## Text block
------------------------------------------------------------------------
The Battle of Fort Pitt (in Saskatchewan) was part of a Cree uprising coinciding with the Métis revolt that started the North-West Rebellion in 1885. Cree warriors began attacking Canadian settlements on April 2. On April 15, they captured Fort Pitt from a detachment of North-West Mounted Police.

Background 
In the Canadian North-West, a period of escalating unrest immediately preceded the rebellion as Ottawa refused to negotiate with its disaffected citizens. While the Métis under Louis Riel declared a provisional government and mobilized their forces, Cree chief Big Bear was not planning any militarization or violence toward the Canadian settlers or government. Rather, he had tried to unify the Cree into a political confederacy powerful enough to oppose the marginalization of native people in Canadian society and renegotiate unjust land treaties imposed on Saskatchewan natives in the 1860s.

This nominally peaceful disposition was shattered in late March by news of the Métis victory over government forces at Duck Lake. Support for Riel was strong among native peoples. On April 2, Big Bear's warriors attacked the town of Frog Lake, killing nine civilians. Big Bear, against his wishes, was drawn into the rebellion.

Similar attacks continued, with Cree raiding parties pillaging the towns of Lac La Biche Saddle Lake, Beaverhill Lake, Bear Hills, Lac St. Anne and Green Lake. These events prompted the mobilization of an Alberta field force under Thomas Bland Strange. The Cree would later defeat the Albertans at the Battle of Frenchman's Butte.
------------------------------------------------------------------------
## Dataset content
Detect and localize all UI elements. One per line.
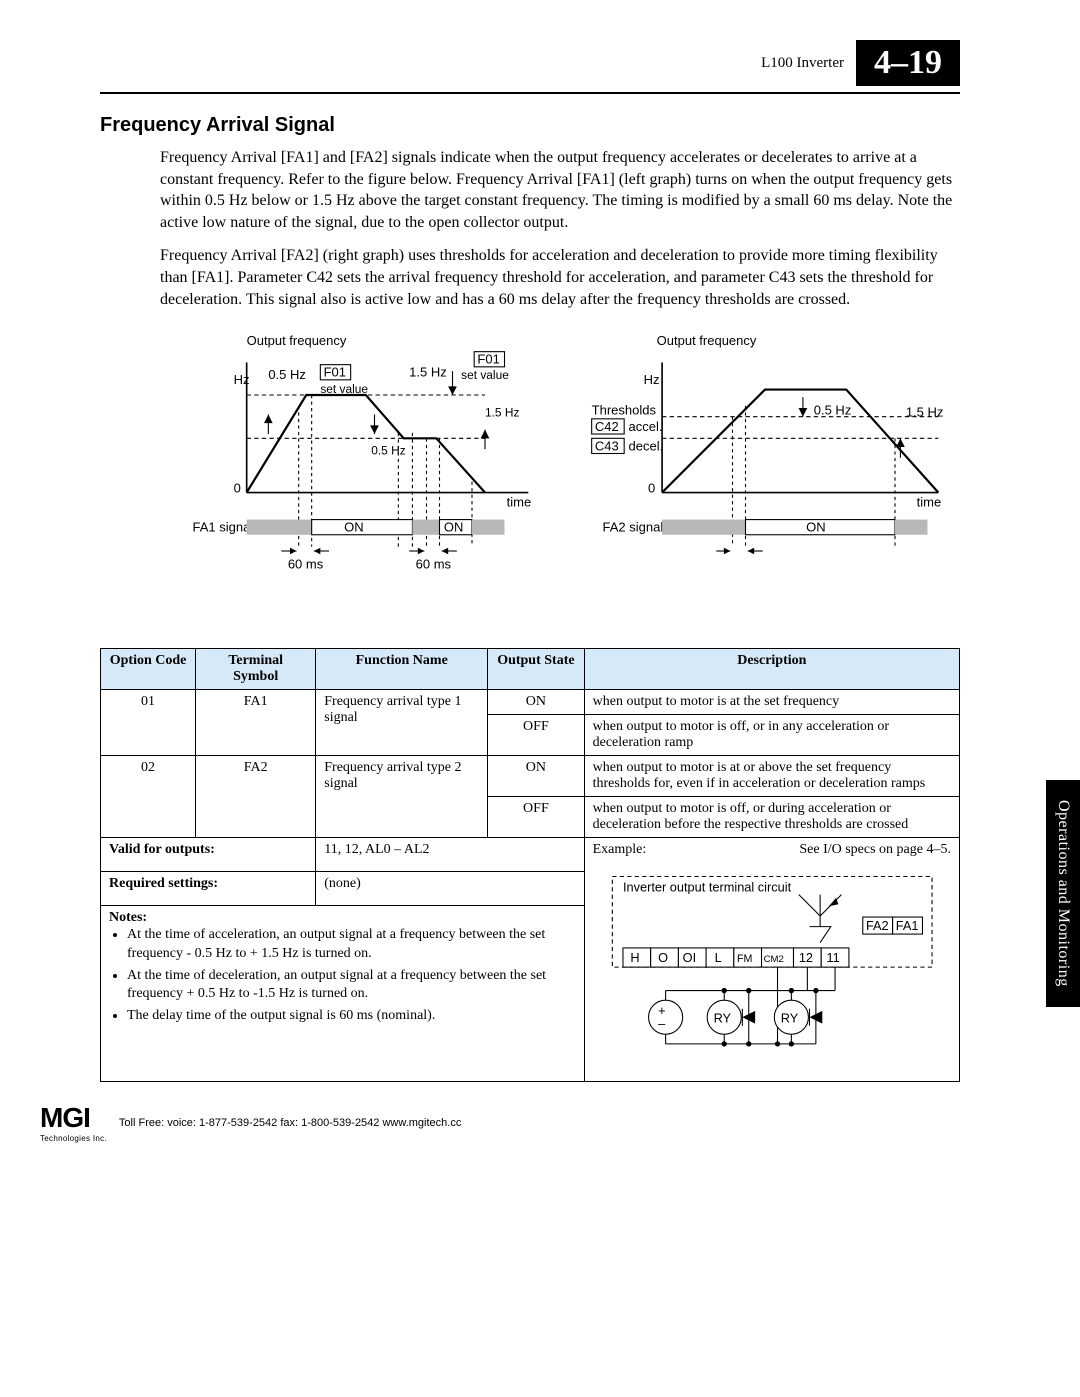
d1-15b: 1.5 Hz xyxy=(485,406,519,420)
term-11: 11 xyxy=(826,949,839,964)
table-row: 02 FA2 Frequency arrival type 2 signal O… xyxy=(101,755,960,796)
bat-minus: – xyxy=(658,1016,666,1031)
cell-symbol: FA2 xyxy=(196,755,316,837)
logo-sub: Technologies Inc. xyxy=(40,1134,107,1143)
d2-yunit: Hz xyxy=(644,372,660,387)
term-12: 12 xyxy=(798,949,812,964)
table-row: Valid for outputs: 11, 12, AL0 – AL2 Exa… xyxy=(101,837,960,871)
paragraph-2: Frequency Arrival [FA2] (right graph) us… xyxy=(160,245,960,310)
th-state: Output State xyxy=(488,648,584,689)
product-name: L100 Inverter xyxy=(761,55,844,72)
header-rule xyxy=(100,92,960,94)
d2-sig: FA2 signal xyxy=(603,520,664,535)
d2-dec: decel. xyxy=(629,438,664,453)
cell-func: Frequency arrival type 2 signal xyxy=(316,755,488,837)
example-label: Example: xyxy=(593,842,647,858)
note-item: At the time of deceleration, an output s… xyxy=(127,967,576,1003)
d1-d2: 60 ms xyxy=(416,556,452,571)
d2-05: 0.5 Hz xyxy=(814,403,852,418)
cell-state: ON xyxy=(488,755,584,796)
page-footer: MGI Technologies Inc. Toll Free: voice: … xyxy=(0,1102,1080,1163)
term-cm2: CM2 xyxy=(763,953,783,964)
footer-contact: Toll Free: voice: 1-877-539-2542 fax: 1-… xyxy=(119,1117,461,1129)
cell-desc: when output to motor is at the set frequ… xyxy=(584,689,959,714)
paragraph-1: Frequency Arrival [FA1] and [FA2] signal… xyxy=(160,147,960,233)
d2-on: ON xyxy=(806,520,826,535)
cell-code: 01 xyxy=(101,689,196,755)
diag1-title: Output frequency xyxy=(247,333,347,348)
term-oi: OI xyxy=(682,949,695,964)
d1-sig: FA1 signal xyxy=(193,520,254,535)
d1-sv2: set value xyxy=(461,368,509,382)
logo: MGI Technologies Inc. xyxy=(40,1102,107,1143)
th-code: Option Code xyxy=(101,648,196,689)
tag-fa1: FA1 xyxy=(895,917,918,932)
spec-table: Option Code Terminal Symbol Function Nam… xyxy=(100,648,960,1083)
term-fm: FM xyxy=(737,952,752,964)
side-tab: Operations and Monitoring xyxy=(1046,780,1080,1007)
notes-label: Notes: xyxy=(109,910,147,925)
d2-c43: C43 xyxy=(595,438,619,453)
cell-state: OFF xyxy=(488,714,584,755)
------------------------------------------------------------------------
## The tasks
[1] Rewrite the part of the Battle of Fort Pitt account that opens with the words containing "This nominally peaceful" and closes with "of Frenchman's Butte.", swapping "raiding parties" for "war bands".
[2] In the Battle of Fort Pitt account, who commanded the Alberta field force?
[3] Write what comes next in the Battle of Fort Pitt account, picking up after its final sentence.

## Answers to the problems
[1]
This nominally peaceful disposition was shattered in late March by news of the Métis victory over government forces at Duck Lake. Support for Riel was strong among native peoples. On April 2, Big Bear's warriors attacked the town of Frog Lake, killing nine civilians. Big Bear, against his wishes, was drawn into the rebellion.

Similar attacks continued, with Cree war bands pillaging the towns of Lac La Biche Saddle Lake, Beaverhill Lake, Bear Hills, Lac St. Anne and Green Lake. These events prompted the mobilization of an Alberta field force under Thomas Bland Strange. The Cree would later defeat the Albertans at the Battle of Frenchman's Butte.

[2] Thomas Bland Strange.

[3]
Battle 
On April 15, 200 Cree warriors descended on Fort Pitt. They intercepted a police scouting party, killing a constable, wounding another, and captured a third. Surrounded and outnumbered, garrison commander Francis Dickens (son of famed novelist Charles Dickens) capitulated and agreed to negotiate with the attackers. Big Bear released the remaining police officers but kept the townspeople as hostages and destroyed the fort. Six days later, Inspector Dickens and his men reached safety at Battleford.

Legacy
In the spring of 2008, Tourism, Parks, Culture and Sport Minister Christine Tell proclaimed in Duck lake, that "the 125th commemoration, in 2010, of the 1885 Northwest Resistance is an excellent opportunity to tell the story of the prairie Métis and First Nations peoples' struggle with Government forces and how it has shaped Canada today."
Fort Pitt, the scene of the Battle of Fort Pitt, is a Provincial Park and National Historic site where a National Historic Sites and Monuments plaque designates where Treaty six was signed.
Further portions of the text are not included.